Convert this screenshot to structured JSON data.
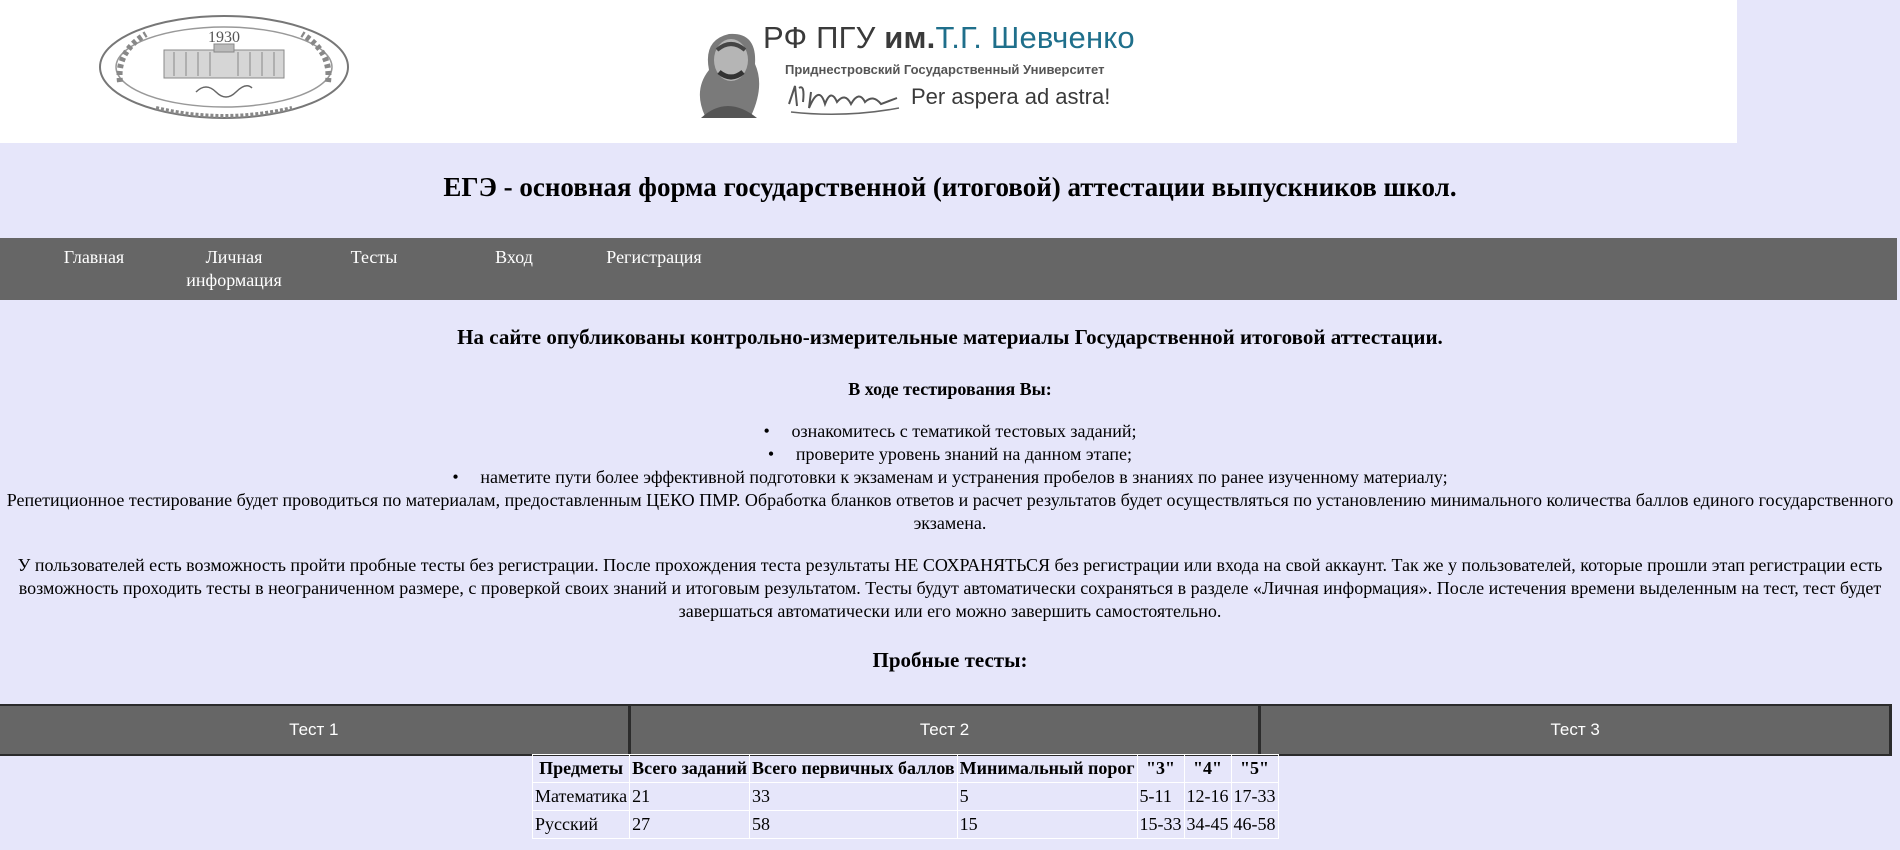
{
  "banner": {
    "seal_year": "1930",
    "seal_alt": "university-seal",
    "logo_prefix": "РФ ПГУ ",
    "logo_im": "им.",
    "logo_name": "Т.Г. Шевченко",
    "logo_subtitle": "Приднестровский Государственный Университет",
    "logo_motto": "Per aspera ad astra!"
  },
  "page": {
    "title": "ЕГЭ - основная форма государственной (итоговой) аттестации выпускников школ."
  },
  "nav": {
    "items": [
      {
        "label": "Главная"
      },
      {
        "label": "Личная информация"
      },
      {
        "label": "Тесты"
      },
      {
        "label": "Вход"
      },
      {
        "label": "Регистрация"
      }
    ]
  },
  "content": {
    "notice": "На сайте опубликованы контрольно-измерительные материалы Государственной итоговой аттестации.",
    "during_title": "В ходе тестирования Вы:",
    "bullets": [
      "ознакомитесь с тематикой тестовых заданий;",
      "проверите уровень знаний на данном этапе;",
      "наметите пути более эффективной подготовки к экзаменам и устранения пробелов в знаниях по ранее изученному материалу;"
    ],
    "paragraph_1": "Репетиционное тестирование будет проводиться по материалам, предоставленным ЦЕКО ПМР. Обработка бланков ответов и расчет результатов будет осуществляться по установлению минимального количества баллов единого государственного экзамена.",
    "paragraph_2": "У пользователей есть возможность пройти пробные тесты без регистрации. После прохождения теста результаты НЕ СОХРАНЯТЬСЯ без регистрации или входа на свой аккаунт. Так же у пользователей, которые прошли этап регистрации есть возможность проходить тесты в неограниченном размере, с проверкой своих знаний и итоговым результатом. Тесты будут автоматически сохраняться в разделе «Личная информация». После истечения времени выделенным на тест, тест будет завершаться автоматически или его можно завершить самостоятельно.",
    "trial_title": "Пробные тесты:"
  },
  "tests": [
    {
      "label": "Тест 1"
    },
    {
      "label": "Тест 2"
    },
    {
      "label": "Тест 3"
    }
  ],
  "table": {
    "headers": [
      "Предметы",
      "Всего заданий",
      "Всего первичных баллов",
      "Минимальный порог",
      "\"3\"",
      "\"4\"",
      "\"5\""
    ],
    "rows": [
      [
        "Математика",
        "21",
        "33",
        "5",
        "5-11",
        "12-16",
        "17-33"
      ],
      [
        "Русский",
        "27",
        "58",
        "15",
        "15-33",
        "34-45",
        "46-58"
      ]
    ]
  }
}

» **SHORT EXERCISE**:
Quote the material in full and exactly; do not carry over its pictures.

» **SOLUTION**:
Convert this screenshot to structured JSON data.
{
  "banner": {
    "seal_year": "1930",
    "seal_alt": "university-seal",
    "logo_prefix": "РФ ПГУ ",
    "logo_im": "им.",
    "logo_name": "Т.Г. Шевченко",
    "logo_subtitle": "Приднестровский Государственный Университет",
    "logo_motto": "Per aspera ad astra!"
  },
  "page": {
    "title": "ЕГЭ - основная форма государственной (итоговой) аттестации выпускников школ."
  },
  "nav": {
    "items": [
      {
        "label": "Главная"
      },
      {
        "label": "Личная информация"
      },
      {
        "label": "Тесты"
      },
      {
        "label": "Вход"
      },
      {
        "label": "Регистрация"
      }
    ]
  },
  "content": {
    "notice": "На сайте опубликованы контрольно-измерительные материалы Государственной итоговой аттестации.",
    "during_title": "В ходе тестирования Вы:",
    "bullets": [
      "ознакомитесь с тематикой тестовых заданий;",
      "проверите уровень знаний на данном этапе;",
      "наметите пути более эффективной подготовки к экзаменам и устранения пробелов в знаниях по ранее изученному материалу;"
    ],
    "paragraph_1": "Репетиционное тестирование будет проводиться по материалам, предоставленным ЦЕКО ПМР. Обработка бланков ответов и расчет результатов будет осуществляться по установлению минимального количества баллов единого государственного экзамена.",
    "paragraph_2": "У пользователей есть возможность пройти пробные тесты без регистрации. После прохождения теста результаты НЕ СОХРАНЯТЬСЯ без регистрации или входа на свой аккаунт. Так же у пользователей, которые прошли этап регистрации есть возможность проходить тесты в неограниченном размере, с проверкой своих знаний и итоговым результатом. Тесты будут автоматически сохраняться в разделе «Личная информация». После истечения времени выделенным на тест, тест будет завершаться автоматически или его можно завершить самостоятельно.",
    "trial_title": "Пробные тесты:"
  },
  "tests": [
    {
      "label": "Тест 1"
    },
    {
      "label": "Тест 2"
    },
    {
      "label": "Тест 3"
    }
  ],
  "table": {
    "headers": [
      "Предметы",
      "Всего заданий",
      "Всего первичных баллов",
      "Минимальный порог",
      "\"3\"",
      "\"4\"",
      "\"5\""
    ],
    "rows": [
      [
        "Математика",
        "21",
        "33",
        "5",
        "5-11",
        "12-16",
        "17-33"
      ],
      [
        "Русский",
        "27",
        "58",
        "15",
        "15-33",
        "34-45",
        "46-58"
      ]
    ]
  }
}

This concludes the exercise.